MATERIAL PROVIDED:
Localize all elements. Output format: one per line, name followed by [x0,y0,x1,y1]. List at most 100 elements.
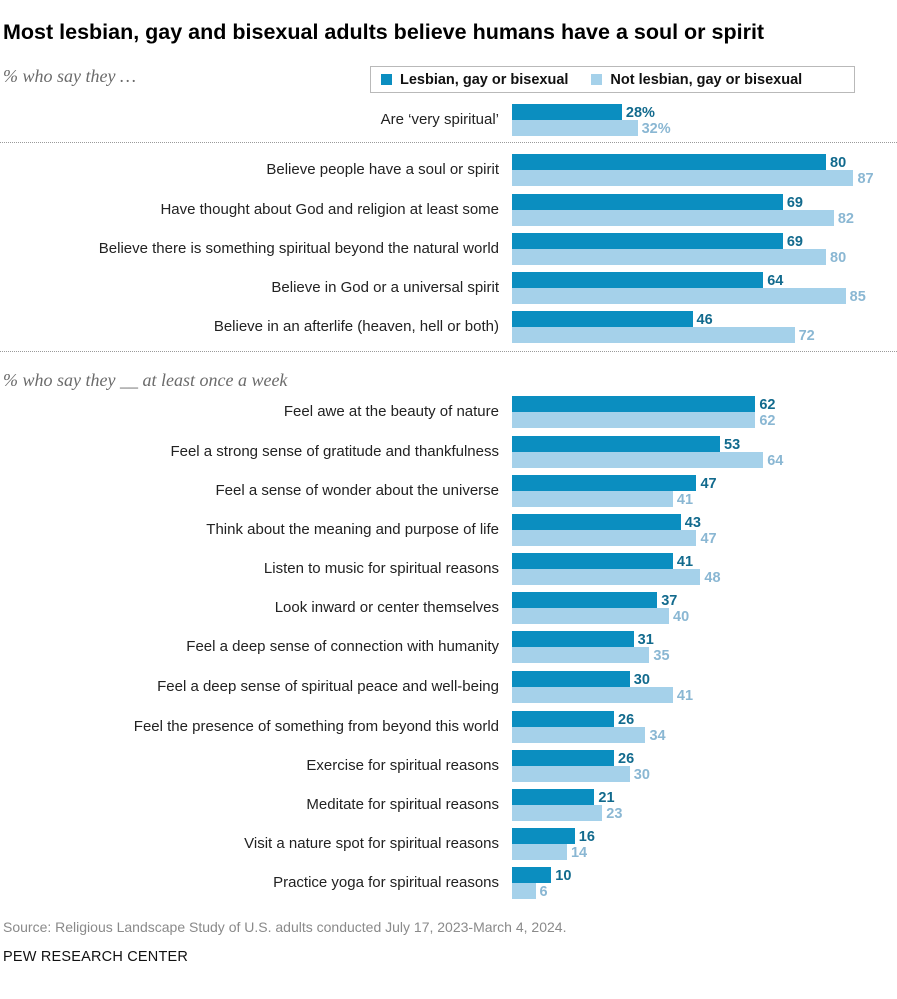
bar-lgb [512,553,673,569]
value-label-not-lgb: 82 [837,211,854,227]
value-label-lgb: 21 [598,790,615,806]
value-label-lgb: 26 [618,712,635,728]
bar-lgb [512,828,575,844]
value-label-not-lgb: 40 [673,609,690,625]
value-label-not-lgb: 30 [633,767,650,783]
value-label-lgb: 43 [684,515,701,531]
bar-lgb [512,272,764,288]
bar-not-lgb [512,412,756,428]
bar-not-lgb [512,120,638,136]
bar-not-lgb [512,327,795,343]
category-label: Meditate for spiritual reasons [306,796,499,813]
category-label: Visit a nature spot for spiritual reason… [244,835,499,852]
bar-lgb [512,631,634,647]
value-label-lgb: 28% [625,105,655,121]
section-subtitle-1: % who say they … [3,66,136,86]
value-label-not-lgb: 62 [759,413,776,429]
legend: Lesbian, gay or bisexual Not lesbian, ga… [370,66,855,93]
value-label-lgb: 80 [830,155,847,171]
value-label-lgb: 30 [633,672,650,688]
value-label-lgb: 53 [724,437,741,453]
category-label: Feel the presence of something from beyo… [133,718,499,735]
bar-not-lgb [512,608,669,624]
category-label: Believe in an afterlife (heaven, hell or… [213,318,499,335]
value-label-lgb: 62 [759,397,776,413]
bar-not-lgb [512,805,603,821]
legend-swatch-not-lgb [591,74,603,85]
chart-title: Most lesbian, gay and bisexual adults be… [3,20,765,44]
value-label-lgb: 10 [555,868,572,884]
category-label: Are ‘very spiritual’ [380,111,499,128]
value-label-not-lgb: 87 [857,171,874,187]
bar-lgb [512,592,658,608]
bar-not-lgb [512,569,701,585]
category-label: Have thought about God and religion at l… [160,201,499,218]
bar-lgb [512,311,693,327]
bar-not-lgb [512,491,673,507]
value-label-not-lgb: 47 [700,531,717,547]
credit: PEW RESEARCH CENTER [3,949,189,965]
value-label-lgb: 64 [767,273,784,289]
bar-lgb [512,396,756,412]
value-label-lgb: 41 [676,554,694,570]
bar-lgb [512,711,615,727]
legend-label-lgb: Lesbian, gay or bisexual [400,71,569,88]
bar-lgb [512,475,697,491]
section-divider [0,142,897,143]
value-label-not-lgb: 85 [849,289,866,305]
value-label-not-lgb: 72 [798,328,815,344]
category-label: Feel a strong sense of gratitude and tha… [170,443,499,460]
source-note: Source: Religious Landscape Study of U.S… [3,919,567,935]
bar-lgb [512,233,783,249]
bar-not-lgb [512,530,697,546]
bar-not-lgb [512,210,834,226]
value-label-not-lgb: 23 [606,806,623,822]
value-label-lgb: 26 [618,751,635,767]
category-label: Feel a sense of wonder about the univers… [215,482,499,499]
bar-lgb [512,514,681,530]
category-label: Feel awe at the beauty of nature [283,403,499,420]
value-label-not-lgb: 41 [676,688,694,704]
bar-not-lgb [512,452,764,468]
category-label: Listen to music for spiritual reasons [263,560,499,577]
value-label-not-lgb: 32% [641,121,671,137]
bar-not-lgb [512,288,846,304]
value-label-not-lgb: 48 [704,570,721,586]
bar-not-lgb [512,883,536,899]
value-label-not-lgb: 80 [830,250,847,266]
category-label: Believe in God or a universal spirit [271,279,499,296]
category-label: Believe there is something spiritual bey… [98,240,499,257]
category-label: Look inward or center themselves [274,599,499,616]
bar-lgb [512,789,595,805]
value-label-lgb: 37 [661,593,678,609]
value-label-not-lgb: 41 [676,492,694,508]
bar-lgb [512,194,783,210]
bar-not-lgb [512,844,567,860]
legend-swatch-lgb [381,74,392,85]
value-label-not-lgb: 14 [570,845,588,861]
bar-not-lgb [512,766,630,782]
bar-lgb [512,867,552,883]
bar-lgb [512,750,615,766]
bar-not-lgb [512,170,854,186]
category-label: Believe people have a soul or spirit [266,161,499,178]
bar-not-lgb [512,647,650,663]
value-label-lgb: 16 [578,829,595,845]
value-label-not-lgb: 35 [653,648,670,664]
category-label: Practice yoga for spiritual reasons [273,874,499,891]
category-label: Feel a deep sense of spiritual peace and… [157,678,499,695]
legend-item-lgb: Lesbian, gay or bisexual [381,72,568,88]
bar-not-lgb [512,249,826,265]
section-divider [0,351,897,352]
legend-label-not-lgb: Not lesbian, gay or bisexual [610,71,803,88]
value-label-lgb: 31 [637,632,654,648]
value-label-lgb: 46 [696,312,713,328]
value-label-not-lgb: 34 [649,728,666,744]
bar-not-lgb [512,727,646,743]
bar-lgb [512,154,826,170]
value-label-lgb: 69 [786,234,803,250]
value-label-lgb: 69 [786,195,803,211]
bar-lgb [512,436,721,452]
bar-not-lgb [512,687,673,703]
value-label-not-lgb: 6 [539,884,548,900]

TASK BRIEF: Return each line of the material from the line with "bar-lgb [512,553,673,569]" to the line with "category-label: Believe in an", including both of those lines, copied character for character.

FULL RESPONSE:
bar-lgb [512,553,673,569]
value-label-not-lgb: 82 [837,211,854,227]
value-label-lgb: 21 [598,790,615,806]
value-label-lgb: 26 [618,712,635,728]
bar-lgb [512,828,575,844]
value-label-not-lgb: 40 [673,609,690,625]
value-label-not-lgb: 30 [633,767,650,783]
value-label-lgb: 43 [684,515,701,531]
bar-lgb [512,272,764,288]
bar-not-lgb [512,412,756,428]
bar-not-lgb [512,120,638,136]
bar-not-lgb [512,327,795,343]
category-label: Meditate for spiritual reasons [306,796,499,813]
category-label: Visit a nature spot for spiritual reason… [244,835,499,852]
bar-lgb [512,631,634,647]
value-label-lgb: 28% [625,105,655,121]
section-subtitle-1: % who say they … [3,66,136,86]
value-label-not-lgb: 62 [759,413,776,429]
legend: Lesbian, gay or bisexual Not lesbian, ga… [370,66,855,93]
value-label-lgb: 80 [830,155,847,171]
value-label-lgb: 30 [633,672,650,688]
value-label-lgb: 53 [724,437,741,453]
category-label: Feel the presence of something from beyo… [133,718,499,735]
bar-not-lgb [512,608,669,624]
category-label: Believe in an afterlife (heaven, hell or… [213,318,499,335]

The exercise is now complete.